Excerpted data:
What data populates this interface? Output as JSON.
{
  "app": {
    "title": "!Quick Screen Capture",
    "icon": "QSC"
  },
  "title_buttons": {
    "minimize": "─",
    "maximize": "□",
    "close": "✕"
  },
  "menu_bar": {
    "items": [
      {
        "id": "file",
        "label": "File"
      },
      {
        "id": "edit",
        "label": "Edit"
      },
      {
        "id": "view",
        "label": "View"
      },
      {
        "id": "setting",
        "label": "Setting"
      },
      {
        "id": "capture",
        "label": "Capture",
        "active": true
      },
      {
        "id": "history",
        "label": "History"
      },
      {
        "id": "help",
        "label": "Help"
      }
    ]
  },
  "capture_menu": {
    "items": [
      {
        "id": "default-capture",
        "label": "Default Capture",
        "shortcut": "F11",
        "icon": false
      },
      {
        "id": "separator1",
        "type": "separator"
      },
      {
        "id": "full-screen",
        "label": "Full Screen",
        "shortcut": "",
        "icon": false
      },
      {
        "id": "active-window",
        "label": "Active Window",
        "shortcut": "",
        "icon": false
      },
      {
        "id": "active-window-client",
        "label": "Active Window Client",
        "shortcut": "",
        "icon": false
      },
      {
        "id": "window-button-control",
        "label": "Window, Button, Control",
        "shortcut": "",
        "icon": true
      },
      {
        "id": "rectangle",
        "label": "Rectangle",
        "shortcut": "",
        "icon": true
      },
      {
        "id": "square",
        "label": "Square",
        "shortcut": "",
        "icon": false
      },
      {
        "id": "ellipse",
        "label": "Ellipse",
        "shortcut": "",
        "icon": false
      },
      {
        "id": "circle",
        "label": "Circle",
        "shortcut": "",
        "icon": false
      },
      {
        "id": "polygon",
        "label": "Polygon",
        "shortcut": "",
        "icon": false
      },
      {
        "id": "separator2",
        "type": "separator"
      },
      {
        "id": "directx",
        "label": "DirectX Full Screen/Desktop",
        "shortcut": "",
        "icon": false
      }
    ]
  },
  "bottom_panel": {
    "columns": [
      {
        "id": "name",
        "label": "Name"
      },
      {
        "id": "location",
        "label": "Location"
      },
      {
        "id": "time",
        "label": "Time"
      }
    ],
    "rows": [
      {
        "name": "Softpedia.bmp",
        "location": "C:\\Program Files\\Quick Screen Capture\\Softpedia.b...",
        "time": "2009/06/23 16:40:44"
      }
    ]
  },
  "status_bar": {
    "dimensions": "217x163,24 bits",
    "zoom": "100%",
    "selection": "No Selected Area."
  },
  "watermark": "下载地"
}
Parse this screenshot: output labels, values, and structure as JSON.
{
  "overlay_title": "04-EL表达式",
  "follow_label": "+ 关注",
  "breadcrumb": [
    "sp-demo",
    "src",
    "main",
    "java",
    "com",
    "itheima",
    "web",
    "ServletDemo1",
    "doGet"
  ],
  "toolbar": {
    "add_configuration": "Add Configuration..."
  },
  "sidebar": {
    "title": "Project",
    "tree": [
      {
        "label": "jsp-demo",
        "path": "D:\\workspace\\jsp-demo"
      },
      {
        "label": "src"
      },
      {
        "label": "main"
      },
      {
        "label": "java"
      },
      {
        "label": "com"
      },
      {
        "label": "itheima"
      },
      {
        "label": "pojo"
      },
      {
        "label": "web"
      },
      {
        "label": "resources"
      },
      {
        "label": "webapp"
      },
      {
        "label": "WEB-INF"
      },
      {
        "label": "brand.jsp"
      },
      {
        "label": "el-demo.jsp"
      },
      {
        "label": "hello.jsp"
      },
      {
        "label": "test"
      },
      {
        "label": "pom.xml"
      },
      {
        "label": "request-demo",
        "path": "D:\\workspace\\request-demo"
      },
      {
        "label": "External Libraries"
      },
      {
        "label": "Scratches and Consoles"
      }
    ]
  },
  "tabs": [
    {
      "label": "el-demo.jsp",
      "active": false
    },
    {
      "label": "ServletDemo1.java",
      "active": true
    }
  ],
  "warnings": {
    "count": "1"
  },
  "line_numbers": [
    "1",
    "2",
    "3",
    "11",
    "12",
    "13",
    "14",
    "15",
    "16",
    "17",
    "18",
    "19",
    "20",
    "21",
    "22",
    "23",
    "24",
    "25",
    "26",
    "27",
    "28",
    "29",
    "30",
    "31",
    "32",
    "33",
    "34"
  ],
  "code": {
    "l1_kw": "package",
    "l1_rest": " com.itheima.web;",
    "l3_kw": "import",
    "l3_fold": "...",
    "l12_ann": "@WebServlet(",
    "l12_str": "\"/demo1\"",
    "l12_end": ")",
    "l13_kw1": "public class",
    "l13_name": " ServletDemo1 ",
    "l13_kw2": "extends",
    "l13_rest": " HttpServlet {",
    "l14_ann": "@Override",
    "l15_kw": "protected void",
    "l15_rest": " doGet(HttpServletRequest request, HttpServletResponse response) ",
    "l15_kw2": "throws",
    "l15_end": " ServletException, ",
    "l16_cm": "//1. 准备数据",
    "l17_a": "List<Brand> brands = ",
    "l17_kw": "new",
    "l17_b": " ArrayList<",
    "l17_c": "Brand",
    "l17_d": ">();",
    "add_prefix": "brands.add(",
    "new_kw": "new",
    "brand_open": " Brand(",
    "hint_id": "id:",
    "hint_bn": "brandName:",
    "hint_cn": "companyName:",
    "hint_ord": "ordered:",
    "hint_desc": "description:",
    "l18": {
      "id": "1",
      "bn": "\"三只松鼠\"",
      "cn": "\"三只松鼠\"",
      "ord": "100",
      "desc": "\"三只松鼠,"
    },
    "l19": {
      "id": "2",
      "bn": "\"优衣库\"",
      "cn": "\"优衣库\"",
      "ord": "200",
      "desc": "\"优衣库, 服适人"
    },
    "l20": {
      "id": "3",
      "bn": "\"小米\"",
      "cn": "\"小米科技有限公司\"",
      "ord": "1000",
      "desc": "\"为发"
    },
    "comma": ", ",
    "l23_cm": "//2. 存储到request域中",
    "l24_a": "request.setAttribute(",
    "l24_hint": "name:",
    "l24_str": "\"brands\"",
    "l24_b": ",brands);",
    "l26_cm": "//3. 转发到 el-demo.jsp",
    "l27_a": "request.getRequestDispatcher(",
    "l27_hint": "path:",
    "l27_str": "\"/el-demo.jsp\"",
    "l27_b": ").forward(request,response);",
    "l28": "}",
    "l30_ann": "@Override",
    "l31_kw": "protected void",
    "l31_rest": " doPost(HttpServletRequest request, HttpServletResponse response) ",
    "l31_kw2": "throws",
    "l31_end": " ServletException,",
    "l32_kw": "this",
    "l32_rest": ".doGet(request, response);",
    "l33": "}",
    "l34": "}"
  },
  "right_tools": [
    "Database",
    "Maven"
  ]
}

Job:
Extract each entry in full, exactly as given.

Result:
What data populates this interface? Output as JSON.
{
  "app": {
    "title": "!Quick Screen Capture",
    "icon": "QSC"
  },
  "title_buttons": {
    "minimize": "─",
    "maximize": "□",
    "close": "✕"
  },
  "menu_bar": {
    "items": [
      {
        "id": "file",
        "label": "File"
      },
      {
        "id": "edit",
        "label": "Edit"
      },
      {
        "id": "view",
        "label": "View"
      },
      {
        "id": "setting",
        "label": "Setting"
      },
      {
        "id": "capture",
        "label": "Capture",
        "active": true
      },
      {
        "id": "history",
        "label": "History"
      },
      {
        "id": "help",
        "label": "Help"
      }
    ]
  },
  "capture_menu": {
    "items": [
      {
        "id": "default-capture",
        "label": "Default Capture",
        "shortcut": "F11",
        "icon": false
      },
      {
        "id": "separator1",
        "type": "separator"
      },
      {
        "id": "full-screen",
        "label": "Full Screen",
        "shortcut": "",
        "icon": false
      },
      {
        "id": "active-window",
        "label": "Active Window",
        "shortcut": "",
        "icon": false
      },
      {
        "id": "active-window-client",
        "label": "Active Window Client",
        "shortcut": "",
        "icon": false
      },
      {
        "id": "window-button-control",
        "label": "Window, Button, Control",
        "shortcut": "",
        "icon": true
      },
      {
        "id": "rectangle",
        "label": "Rectangle",
        "shortcut": "",
        "icon": true
      },
      {
        "id": "square",
        "label": "Square",
        "shortcut": "",
        "icon": false
      },
      {
        "id": "ellipse",
        "label": "Ellipse",
        "shortcut": "",
        "icon": false
      },
      {
        "id": "circle",
        "label": "Circle",
        "shortcut": "",
        "icon": false
      },
      {
        "id": "polygon",
        "label": "Polygon",
        "shortcut": "",
        "icon": false
      },
      {
        "id": "separator2",
        "type": "separator"
      },
      {
        "id": "directx",
        "label": "DirectX Full Screen/Desktop",
        "shortcut": "",
        "icon": false
      }
    ]
  },
  "bottom_panel": {
    "columns": [
      {
        "id": "name",
        "label": "Name"
      },
      {
        "id": "location",
        "label": "Location"
      },
      {
        "id": "time",
        "label": "Time"
      }
    ],
    "rows": [
      {
        "name": "Softpedia.bmp",
        "location": "C:\\Program Files\\Quick Screen Capture\\Softpedia.b...",
        "time": "2009/06/23 16:40:44"
      }
    ]
  },
  "status_bar": {
    "dimensions": "217x163,24 bits",
    "zoom": "100%",
    "selection": "No Selected Area."
  },
  "watermark": "下载地"
}
Parse this screenshot: output labels, values, and structure as JSON.
{
  "overlay_title": "04-EL表达式",
  "follow_label": "+ 关注",
  "breadcrumb": [
    "sp-demo",
    "src",
    "main",
    "java",
    "com",
    "itheima",
    "web",
    "ServletDemo1",
    "doGet"
  ],
  "toolbar": {
    "add_configuration": "Add Configuration..."
  },
  "sidebar": {
    "title": "Project",
    "tree": [
      {
        "label": "jsp-demo",
        "path": "D:\\workspace\\jsp-demo"
      },
      {
        "label": "src"
      },
      {
        "label": "main"
      },
      {
        "label": "java"
      },
      {
        "label": "com"
      },
      {
        "label": "itheima"
      },
      {
        "label": "pojo"
      },
      {
        "label": "web"
      },
      {
        "label": "resources"
      },
      {
        "label": "webapp"
      },
      {
        "label": "WEB-INF"
      },
      {
        "label": "brand.jsp"
      },
      {
        "label": "el-demo.jsp"
      },
      {
        "label": "hello.jsp"
      },
      {
        "label": "test"
      },
      {
        "label": "pom.xml"
      },
      {
        "label": "request-demo",
        "path": "D:\\workspace\\request-demo"
      },
      {
        "label": "External Libraries"
      },
      {
        "label": "Scratches and Consoles"
      }
    ]
  },
  "tabs": [
    {
      "label": "el-demo.jsp",
      "active": false
    },
    {
      "label": "ServletDemo1.java",
      "active": true
    }
  ],
  "warnings": {
    "count": "1"
  },
  "line_numbers": [
    "1",
    "2",
    "3",
    "11",
    "12",
    "13",
    "14",
    "15",
    "16",
    "17",
    "18",
    "19",
    "20",
    "21",
    "22",
    "23",
    "24",
    "25",
    "26",
    "27",
    "28",
    "29",
    "30",
    "31",
    "32",
    "33",
    "34"
  ],
  "code": {
    "l1_kw": "package",
    "l1_rest": " com.itheima.web;",
    "l3_kw": "import",
    "l3_fold": "...",
    "l12_ann": "@WebServlet(",
    "l12_str": "\"/demo1\"",
    "l12_end": ")",
    "l13_kw1": "public class",
    "l13_name": " ServletDemo1 ",
    "l13_kw2": "extends",
    "l13_rest": " HttpServlet {",
    "l14_ann": "@Override",
    "l15_kw": "protected void",
    "l15_rest": " doGet(HttpServletRequest request, HttpServletResponse response) ",
    "l15_kw2": "throws",
    "l15_end": " ServletException, ",
    "l16_cm": "//1. 准备数据",
    "l17_a": "List<Brand> brands = ",
    "l17_kw": "new",
    "l17_b": " ArrayList<",
    "l17_c": "Brand",
    "l17_d": ">();",
    "add_prefix": "brands.add(",
    "new_kw": "new",
    "brand_open": " Brand(",
    "hint_id": "id:",
    "hint_bn": "brandName:",
    "hint_cn": "companyName:",
    "hint_ord": "ordered:",
    "hint_desc": "description:",
    "l18": {
      "id": "1",
      "bn": "\"三只松鼠\"",
      "cn": "\"三只松鼠\"",
      "ord": "100",
      "desc": "\"三只松鼠,"
    },
    "l19": {
      "id": "2",
      "bn": "\"优衣库\"",
      "cn": "\"优衣库\"",
      "ord": "200",
      "desc": "\"优衣库, 服适人"
    },
    "l20": {
      "id": "3",
      "bn": "\"小米\"",
      "cn": "\"小米科技有限公司\"",
      "ord": "1000",
      "desc": "\"为发"
    },
    "comma": ", ",
    "l23_cm": "//2. 存储到request域中",
    "l24_a": "request.setAttribute(",
    "l24_hint": "name:",
    "l24_str": "\"brands\"",
    "l24_b": ",brands);",
    "l26_cm": "//3. 转发到 el-demo.jsp",
    "l27_a": "request.getRequestDispatcher(",
    "l27_hint": "path:",
    "l27_str": "\"/el-demo.jsp\"",
    "l27_b": ").forward(request,response);",
    "l28": "}",
    "l30_ann": "@Override",
    "l31_kw": "protected void",
    "l31_rest": " doPost(HttpServletRequest request, HttpServletResponse response) ",
    "l31_kw2": "throws",
    "l31_end": " ServletException,",
    "l32_kw": "this",
    "l32_rest": ".doGet(request, response);",
    "l33": "}",
    "l34": "}"
  },
  "right_tools": [
    "Database",
    "Maven"
  ]
}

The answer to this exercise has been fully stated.